◆ **THE EXERCISE**
Return every record below exactly as written, omitting any pictures.

◆ **DATA SHOWN**
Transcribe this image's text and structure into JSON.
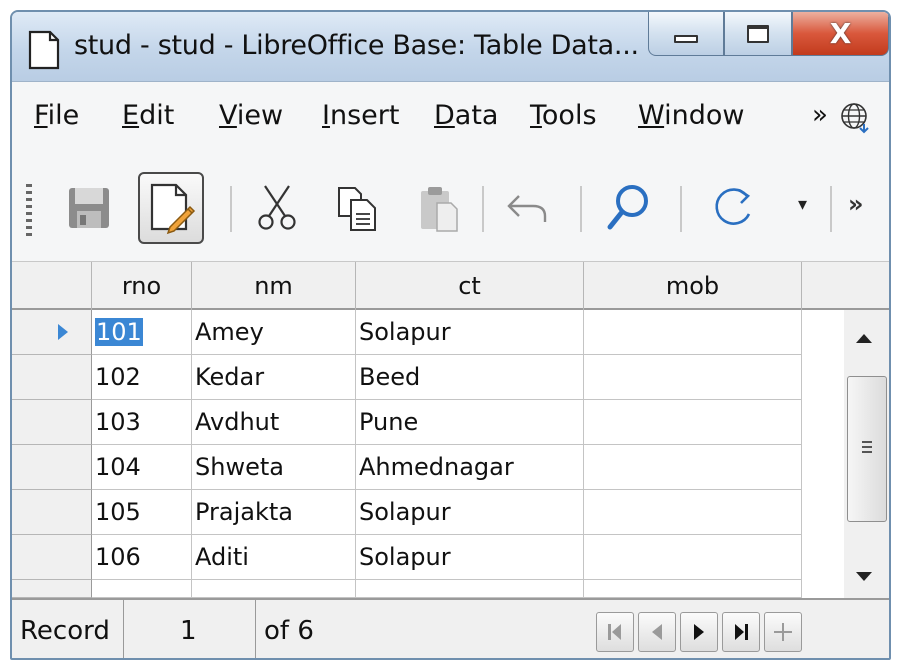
{
  "window": {
    "title": "stud - stud - LibreOffice Base: Table Data...",
    "close_glyph": "X"
  },
  "menu": {
    "items": [
      {
        "acc": "F",
        "rest": "ile"
      },
      {
        "acc": "E",
        "rest": "dit"
      },
      {
        "acc": "V",
        "rest": "iew"
      },
      {
        "acc": "I",
        "rest": "nsert"
      },
      {
        "acc": "D",
        "rest": "ata"
      },
      {
        "acc": "T",
        "rest": "ools"
      },
      {
        "acc": "W",
        "rest": "indow"
      }
    ],
    "more": "»"
  },
  "toolbar": {
    "more": "»",
    "drop": "▾",
    "icons": [
      "save-icon",
      "edit-data-icon",
      "cut-icon",
      "copy-icon",
      "paste-icon",
      "undo-icon",
      "find-icon",
      "refresh-icon"
    ]
  },
  "table": {
    "columns": [
      "rno",
      "nm",
      "ct",
      "mob"
    ],
    "rows": [
      {
        "rno": "101",
        "nm": "Amey",
        "ct": "Solapur",
        "mob": ""
      },
      {
        "rno": "102",
        "nm": "Kedar",
        "ct": "Beed",
        "mob": ""
      },
      {
        "rno": "103",
        "nm": "Avdhut",
        "ct": "Pune",
        "mob": ""
      },
      {
        "rno": "104",
        "nm": "Shweta",
        "ct": "Ahmednagar",
        "mob": ""
      },
      {
        "rno": "105",
        "nm": "Prajakta",
        "ct": "Solapur",
        "mob": ""
      },
      {
        "rno": "106",
        "nm": "Aditi",
        "ct": "Solapur",
        "mob": ""
      }
    ],
    "current_row": 0,
    "selection_color": "#3b87d4"
  },
  "record": {
    "label": "Record",
    "current": "1",
    "of_text": "of 6",
    "nav_icons": [
      "first-record-icon",
      "previous-record-icon",
      "next-record-icon",
      "last-record-icon",
      "new-record-icon"
    ]
  }
}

◆ **RIGHT ANSWER**
Transcribe this image's text and structure into JSON.
{
  "window": {
    "title": "stud - stud - LibreOffice Base: Table Data...",
    "close_glyph": "X"
  },
  "menu": {
    "items": [
      {
        "acc": "F",
        "rest": "ile"
      },
      {
        "acc": "E",
        "rest": "dit"
      },
      {
        "acc": "V",
        "rest": "iew"
      },
      {
        "acc": "I",
        "rest": "nsert"
      },
      {
        "acc": "D",
        "rest": "ata"
      },
      {
        "acc": "T",
        "rest": "ools"
      },
      {
        "acc": "W",
        "rest": "indow"
      }
    ],
    "more": "»"
  },
  "toolbar": {
    "more": "»",
    "drop": "▾",
    "icons": [
      "save-icon",
      "edit-data-icon",
      "cut-icon",
      "copy-icon",
      "paste-icon",
      "undo-icon",
      "find-icon",
      "refresh-icon"
    ]
  },
  "table": {
    "columns": [
      "rno",
      "nm",
      "ct",
      "mob"
    ],
    "rows": [
      {
        "rno": "101",
        "nm": "Amey",
        "ct": "Solapur",
        "mob": ""
      },
      {
        "rno": "102",
        "nm": "Kedar",
        "ct": "Beed",
        "mob": ""
      },
      {
        "rno": "103",
        "nm": "Avdhut",
        "ct": "Pune",
        "mob": ""
      },
      {
        "rno": "104",
        "nm": "Shweta",
        "ct": "Ahmednagar",
        "mob": ""
      },
      {
        "rno": "105",
        "nm": "Prajakta",
        "ct": "Solapur",
        "mob": ""
      },
      {
        "rno": "106",
        "nm": "Aditi",
        "ct": "Solapur",
        "mob": ""
      }
    ],
    "current_row": 0,
    "selection_color": "#3b87d4"
  },
  "record": {
    "label": "Record",
    "current": "1",
    "of_text": "of 6",
    "nav_icons": [
      "first-record-icon",
      "previous-record-icon",
      "next-record-icon",
      "last-record-icon",
      "new-record-icon"
    ]
  }
}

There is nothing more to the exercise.